Take the line that contains "Extract the structured" as the first and the last line of the material as the final one; set down exactly the lines in that span.

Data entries
** start **

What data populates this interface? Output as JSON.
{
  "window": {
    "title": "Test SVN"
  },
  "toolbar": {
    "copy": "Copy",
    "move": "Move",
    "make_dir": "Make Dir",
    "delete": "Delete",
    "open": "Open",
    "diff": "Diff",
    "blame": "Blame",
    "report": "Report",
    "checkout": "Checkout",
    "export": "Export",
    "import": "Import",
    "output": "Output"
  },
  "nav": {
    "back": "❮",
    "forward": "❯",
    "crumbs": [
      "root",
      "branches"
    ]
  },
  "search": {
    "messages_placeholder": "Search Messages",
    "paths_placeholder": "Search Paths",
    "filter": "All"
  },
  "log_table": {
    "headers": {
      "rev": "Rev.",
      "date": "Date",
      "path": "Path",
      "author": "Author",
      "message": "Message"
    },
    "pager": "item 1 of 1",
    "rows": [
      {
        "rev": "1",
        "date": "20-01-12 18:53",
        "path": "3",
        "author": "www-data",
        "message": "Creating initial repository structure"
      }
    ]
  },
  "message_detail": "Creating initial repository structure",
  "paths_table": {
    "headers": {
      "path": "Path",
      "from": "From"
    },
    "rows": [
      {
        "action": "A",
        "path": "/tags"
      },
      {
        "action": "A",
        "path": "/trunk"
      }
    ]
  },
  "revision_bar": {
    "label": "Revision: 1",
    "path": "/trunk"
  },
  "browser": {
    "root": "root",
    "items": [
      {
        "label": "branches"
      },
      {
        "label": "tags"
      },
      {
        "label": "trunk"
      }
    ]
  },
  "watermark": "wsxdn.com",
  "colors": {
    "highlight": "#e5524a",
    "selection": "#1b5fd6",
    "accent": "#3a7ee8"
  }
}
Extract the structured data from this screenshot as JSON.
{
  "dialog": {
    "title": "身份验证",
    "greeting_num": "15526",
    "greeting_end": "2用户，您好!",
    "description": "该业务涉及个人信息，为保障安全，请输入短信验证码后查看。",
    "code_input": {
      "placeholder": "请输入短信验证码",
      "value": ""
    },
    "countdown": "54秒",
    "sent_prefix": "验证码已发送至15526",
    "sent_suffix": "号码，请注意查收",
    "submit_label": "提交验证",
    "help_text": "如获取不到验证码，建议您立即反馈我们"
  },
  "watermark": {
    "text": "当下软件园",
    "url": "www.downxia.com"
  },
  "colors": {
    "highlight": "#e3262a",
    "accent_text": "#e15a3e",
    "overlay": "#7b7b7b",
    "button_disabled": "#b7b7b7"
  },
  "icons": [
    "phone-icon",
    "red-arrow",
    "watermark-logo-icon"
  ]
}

** end **

• [Solution below]:
Extract the structured data from this screenshot as JSON.
{
  "dialog": {
    "title": "身份验证",
    "greeting_num": "15526",
    "greeting_end": "2用户，您好!",
    "description": "该业务涉及个人信息，为保障安全，请输入短信验证码后查看。",
    "code_input": {
      "placeholder": "请输入短信验证码",
      "value": ""
    },
    "countdown": "54秒",
    "sent_prefix": "验证码已发送至15526",
    "sent_suffix": "号码，请注意查收",
    "submit_label": "提交验证",
    "help_text": "如获取不到验证码，建议您立即反馈我们"
  },
  "watermark": {
    "text": "当下软件园",
    "url": "www.downxia.com"
  },
  "colors": {
    "highlight": "#e3262a",
    "accent_text": "#e15a3e",
    "overlay": "#7b7b7b",
    "button_disabled": "#b7b7b7"
  },
  "icons": [
    "phone-icon",
    "red-arrow",
    "watermark-logo-icon"
  ]
}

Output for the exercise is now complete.